Stated problem
Pick out every line of the entries below where "grid" occurs, and copy those lines.

====== Exercise data

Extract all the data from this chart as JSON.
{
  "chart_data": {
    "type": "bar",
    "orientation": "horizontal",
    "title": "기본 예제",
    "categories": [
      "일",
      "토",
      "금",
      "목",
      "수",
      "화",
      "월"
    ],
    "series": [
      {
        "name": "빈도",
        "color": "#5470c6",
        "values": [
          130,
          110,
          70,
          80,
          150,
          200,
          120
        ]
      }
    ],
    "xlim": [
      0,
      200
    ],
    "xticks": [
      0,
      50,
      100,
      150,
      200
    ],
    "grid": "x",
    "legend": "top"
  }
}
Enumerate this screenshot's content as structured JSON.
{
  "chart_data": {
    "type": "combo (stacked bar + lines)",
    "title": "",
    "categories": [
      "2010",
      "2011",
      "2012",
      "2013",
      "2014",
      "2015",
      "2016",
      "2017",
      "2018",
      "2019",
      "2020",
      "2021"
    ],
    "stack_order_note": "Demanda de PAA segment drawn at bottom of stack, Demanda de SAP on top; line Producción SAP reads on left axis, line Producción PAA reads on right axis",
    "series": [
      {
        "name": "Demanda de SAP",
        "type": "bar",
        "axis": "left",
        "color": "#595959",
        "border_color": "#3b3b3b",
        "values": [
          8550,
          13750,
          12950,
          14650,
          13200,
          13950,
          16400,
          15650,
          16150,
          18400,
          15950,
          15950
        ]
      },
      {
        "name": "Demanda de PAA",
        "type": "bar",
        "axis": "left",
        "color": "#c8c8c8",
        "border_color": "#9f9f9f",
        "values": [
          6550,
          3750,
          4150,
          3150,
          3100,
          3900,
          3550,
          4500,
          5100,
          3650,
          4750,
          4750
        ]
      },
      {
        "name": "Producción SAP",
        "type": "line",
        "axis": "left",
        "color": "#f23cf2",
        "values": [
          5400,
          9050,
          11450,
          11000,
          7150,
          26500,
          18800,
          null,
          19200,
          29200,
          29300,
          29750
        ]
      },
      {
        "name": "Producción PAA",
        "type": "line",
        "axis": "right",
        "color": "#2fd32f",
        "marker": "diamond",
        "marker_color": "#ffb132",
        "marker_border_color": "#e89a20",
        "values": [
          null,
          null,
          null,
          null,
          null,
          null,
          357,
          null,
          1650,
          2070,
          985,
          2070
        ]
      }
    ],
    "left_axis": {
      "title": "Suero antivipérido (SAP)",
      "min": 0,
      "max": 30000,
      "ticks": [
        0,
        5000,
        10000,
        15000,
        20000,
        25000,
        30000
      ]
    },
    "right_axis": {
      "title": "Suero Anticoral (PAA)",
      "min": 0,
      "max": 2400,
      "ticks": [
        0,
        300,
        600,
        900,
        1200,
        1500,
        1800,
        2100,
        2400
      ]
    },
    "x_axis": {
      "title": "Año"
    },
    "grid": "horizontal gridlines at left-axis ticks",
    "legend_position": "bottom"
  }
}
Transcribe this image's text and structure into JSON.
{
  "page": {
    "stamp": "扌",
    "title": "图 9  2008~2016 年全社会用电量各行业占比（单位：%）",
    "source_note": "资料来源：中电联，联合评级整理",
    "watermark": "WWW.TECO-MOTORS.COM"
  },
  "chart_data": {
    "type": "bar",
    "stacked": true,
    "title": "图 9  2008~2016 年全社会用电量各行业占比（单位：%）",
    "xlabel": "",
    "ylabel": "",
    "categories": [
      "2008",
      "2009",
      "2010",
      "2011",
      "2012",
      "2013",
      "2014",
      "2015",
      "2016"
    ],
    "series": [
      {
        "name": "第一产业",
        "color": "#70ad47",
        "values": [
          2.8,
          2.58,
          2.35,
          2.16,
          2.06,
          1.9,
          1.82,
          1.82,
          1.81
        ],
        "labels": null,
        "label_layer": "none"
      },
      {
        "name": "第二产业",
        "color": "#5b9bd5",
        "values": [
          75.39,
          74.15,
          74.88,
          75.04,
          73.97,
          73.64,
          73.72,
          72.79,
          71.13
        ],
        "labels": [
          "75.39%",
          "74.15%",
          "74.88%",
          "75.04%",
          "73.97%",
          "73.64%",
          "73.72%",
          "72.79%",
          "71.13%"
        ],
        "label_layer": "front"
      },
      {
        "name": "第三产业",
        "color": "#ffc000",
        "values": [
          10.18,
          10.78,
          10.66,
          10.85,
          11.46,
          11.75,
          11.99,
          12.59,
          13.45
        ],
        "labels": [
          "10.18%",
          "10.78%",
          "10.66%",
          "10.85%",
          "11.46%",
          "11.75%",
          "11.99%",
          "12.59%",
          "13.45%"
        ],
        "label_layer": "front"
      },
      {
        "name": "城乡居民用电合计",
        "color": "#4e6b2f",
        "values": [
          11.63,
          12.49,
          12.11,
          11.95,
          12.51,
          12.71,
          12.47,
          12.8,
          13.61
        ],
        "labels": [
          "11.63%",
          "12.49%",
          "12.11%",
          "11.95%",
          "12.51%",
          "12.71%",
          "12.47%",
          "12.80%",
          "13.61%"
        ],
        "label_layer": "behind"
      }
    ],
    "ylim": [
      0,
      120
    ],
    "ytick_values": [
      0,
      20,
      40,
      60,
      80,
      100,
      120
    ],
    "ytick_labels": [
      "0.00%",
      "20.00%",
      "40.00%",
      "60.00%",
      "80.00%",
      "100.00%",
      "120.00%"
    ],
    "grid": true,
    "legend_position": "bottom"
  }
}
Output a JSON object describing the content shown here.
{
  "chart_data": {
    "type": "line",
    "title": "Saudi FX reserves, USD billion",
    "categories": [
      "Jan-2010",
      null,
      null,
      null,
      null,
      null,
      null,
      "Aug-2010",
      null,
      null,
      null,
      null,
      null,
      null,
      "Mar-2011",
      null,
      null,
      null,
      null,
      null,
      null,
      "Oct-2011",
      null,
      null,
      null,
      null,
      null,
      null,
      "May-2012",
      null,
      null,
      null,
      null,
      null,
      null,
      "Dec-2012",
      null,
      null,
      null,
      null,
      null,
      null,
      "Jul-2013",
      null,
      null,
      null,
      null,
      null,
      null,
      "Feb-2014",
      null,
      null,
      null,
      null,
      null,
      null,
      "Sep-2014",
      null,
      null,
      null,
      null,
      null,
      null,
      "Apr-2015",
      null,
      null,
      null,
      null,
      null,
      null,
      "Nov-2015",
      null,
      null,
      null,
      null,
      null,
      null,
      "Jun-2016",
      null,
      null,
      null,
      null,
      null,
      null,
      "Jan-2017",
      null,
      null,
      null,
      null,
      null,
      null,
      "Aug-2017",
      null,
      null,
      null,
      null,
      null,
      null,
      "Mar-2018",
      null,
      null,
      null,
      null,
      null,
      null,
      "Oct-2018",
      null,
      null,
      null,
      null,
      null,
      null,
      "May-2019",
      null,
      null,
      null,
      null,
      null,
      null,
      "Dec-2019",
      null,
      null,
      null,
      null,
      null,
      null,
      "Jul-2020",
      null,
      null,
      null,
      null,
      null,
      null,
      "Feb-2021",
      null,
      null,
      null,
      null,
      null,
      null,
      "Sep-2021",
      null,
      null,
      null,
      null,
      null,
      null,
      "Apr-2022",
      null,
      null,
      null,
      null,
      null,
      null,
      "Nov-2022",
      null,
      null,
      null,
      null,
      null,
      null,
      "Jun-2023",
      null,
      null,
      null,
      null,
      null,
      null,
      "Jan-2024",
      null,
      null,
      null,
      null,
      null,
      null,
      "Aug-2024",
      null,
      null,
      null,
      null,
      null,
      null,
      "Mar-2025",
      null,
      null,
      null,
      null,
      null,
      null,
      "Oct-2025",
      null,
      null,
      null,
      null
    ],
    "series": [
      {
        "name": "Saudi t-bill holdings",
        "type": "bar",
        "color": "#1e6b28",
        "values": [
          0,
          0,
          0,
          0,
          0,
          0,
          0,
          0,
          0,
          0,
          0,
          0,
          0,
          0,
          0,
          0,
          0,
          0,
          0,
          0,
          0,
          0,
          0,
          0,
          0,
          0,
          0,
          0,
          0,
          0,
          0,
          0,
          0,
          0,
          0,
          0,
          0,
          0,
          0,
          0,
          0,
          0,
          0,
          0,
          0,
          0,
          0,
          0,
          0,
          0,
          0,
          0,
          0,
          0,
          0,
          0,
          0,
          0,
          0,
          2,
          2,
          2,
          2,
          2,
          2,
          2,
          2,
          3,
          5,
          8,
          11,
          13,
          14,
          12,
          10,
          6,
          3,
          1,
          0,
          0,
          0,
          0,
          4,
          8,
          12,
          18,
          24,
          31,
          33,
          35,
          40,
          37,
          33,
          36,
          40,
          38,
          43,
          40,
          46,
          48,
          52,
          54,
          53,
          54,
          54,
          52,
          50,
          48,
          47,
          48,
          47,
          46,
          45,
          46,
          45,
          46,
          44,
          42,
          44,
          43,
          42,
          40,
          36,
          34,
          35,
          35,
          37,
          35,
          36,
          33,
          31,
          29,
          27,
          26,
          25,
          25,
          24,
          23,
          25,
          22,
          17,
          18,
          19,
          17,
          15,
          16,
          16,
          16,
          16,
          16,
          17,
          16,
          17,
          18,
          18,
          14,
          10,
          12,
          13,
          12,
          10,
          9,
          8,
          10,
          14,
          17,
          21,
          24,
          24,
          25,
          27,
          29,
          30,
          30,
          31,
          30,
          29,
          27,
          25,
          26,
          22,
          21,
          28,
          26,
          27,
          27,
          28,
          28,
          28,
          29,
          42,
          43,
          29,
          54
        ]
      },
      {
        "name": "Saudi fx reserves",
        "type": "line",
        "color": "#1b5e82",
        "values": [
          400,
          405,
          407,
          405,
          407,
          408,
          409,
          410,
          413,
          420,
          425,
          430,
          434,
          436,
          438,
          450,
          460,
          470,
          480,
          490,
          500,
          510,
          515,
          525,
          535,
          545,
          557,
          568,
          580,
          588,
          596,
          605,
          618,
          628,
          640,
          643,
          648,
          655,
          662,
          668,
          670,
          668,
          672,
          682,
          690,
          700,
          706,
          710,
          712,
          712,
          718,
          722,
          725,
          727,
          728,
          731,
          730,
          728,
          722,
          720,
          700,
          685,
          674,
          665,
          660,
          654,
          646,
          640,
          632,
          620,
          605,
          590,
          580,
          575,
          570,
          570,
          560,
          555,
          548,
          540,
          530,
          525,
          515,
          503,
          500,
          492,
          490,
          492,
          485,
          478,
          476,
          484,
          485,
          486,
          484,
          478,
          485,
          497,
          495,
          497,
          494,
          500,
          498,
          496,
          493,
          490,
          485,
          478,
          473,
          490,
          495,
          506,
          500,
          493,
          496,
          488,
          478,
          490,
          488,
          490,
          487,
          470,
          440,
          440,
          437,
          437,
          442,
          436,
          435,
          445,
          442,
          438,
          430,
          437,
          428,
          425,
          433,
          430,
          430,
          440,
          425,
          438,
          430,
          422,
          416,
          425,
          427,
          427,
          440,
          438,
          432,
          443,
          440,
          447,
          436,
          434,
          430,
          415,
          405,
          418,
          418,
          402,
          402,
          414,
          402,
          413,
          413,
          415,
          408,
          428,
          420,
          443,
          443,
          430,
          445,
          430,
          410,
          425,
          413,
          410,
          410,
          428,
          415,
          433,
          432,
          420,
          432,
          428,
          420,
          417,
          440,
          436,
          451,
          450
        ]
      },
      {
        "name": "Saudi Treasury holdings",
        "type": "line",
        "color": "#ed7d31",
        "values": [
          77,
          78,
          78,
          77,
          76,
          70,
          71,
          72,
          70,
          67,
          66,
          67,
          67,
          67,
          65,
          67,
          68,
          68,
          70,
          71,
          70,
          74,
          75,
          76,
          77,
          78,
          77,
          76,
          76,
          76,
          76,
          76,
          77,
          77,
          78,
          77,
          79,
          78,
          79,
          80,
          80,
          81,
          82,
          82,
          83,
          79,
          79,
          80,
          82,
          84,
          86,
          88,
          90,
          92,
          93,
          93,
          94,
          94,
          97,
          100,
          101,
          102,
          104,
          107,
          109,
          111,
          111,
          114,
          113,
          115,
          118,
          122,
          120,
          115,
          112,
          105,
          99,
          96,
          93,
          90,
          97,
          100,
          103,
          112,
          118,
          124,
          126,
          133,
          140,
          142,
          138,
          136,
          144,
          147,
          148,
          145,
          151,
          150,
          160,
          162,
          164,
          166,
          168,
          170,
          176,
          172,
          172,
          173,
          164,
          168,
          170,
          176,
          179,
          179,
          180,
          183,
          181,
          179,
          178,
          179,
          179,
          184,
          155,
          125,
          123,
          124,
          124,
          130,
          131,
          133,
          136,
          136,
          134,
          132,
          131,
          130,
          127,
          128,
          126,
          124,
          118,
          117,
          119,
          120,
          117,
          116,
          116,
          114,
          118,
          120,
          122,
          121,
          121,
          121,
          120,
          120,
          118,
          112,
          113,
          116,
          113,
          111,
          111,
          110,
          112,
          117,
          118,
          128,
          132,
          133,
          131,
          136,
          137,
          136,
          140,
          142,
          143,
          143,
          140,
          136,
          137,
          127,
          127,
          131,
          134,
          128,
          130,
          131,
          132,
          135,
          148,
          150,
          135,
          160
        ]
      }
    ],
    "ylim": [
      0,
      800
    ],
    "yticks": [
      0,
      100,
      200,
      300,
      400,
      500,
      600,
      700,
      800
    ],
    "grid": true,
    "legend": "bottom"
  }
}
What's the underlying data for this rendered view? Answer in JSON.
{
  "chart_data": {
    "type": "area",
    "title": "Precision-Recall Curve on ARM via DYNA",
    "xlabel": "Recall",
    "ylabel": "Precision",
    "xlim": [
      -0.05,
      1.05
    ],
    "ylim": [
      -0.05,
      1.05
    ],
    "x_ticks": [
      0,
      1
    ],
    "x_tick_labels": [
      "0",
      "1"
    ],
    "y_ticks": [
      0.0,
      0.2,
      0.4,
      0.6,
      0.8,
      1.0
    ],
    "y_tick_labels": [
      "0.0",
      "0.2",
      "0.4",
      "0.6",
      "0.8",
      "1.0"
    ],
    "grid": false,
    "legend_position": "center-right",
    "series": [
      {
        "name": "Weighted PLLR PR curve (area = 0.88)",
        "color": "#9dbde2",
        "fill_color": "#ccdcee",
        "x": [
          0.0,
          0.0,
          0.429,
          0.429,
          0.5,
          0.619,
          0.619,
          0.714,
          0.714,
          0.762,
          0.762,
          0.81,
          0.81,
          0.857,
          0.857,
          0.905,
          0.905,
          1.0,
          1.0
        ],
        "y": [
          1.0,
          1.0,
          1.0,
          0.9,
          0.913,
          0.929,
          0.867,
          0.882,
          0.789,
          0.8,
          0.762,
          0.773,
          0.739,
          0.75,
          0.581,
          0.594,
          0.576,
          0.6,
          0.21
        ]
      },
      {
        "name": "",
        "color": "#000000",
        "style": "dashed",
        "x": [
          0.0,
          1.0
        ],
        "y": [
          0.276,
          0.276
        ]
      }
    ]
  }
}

============

Worked answer
    "grid": "x",
    "grid": "horizontal gridlines at left-axis ticks",
    "grid": true,
    "grid": true,
    "grid": false,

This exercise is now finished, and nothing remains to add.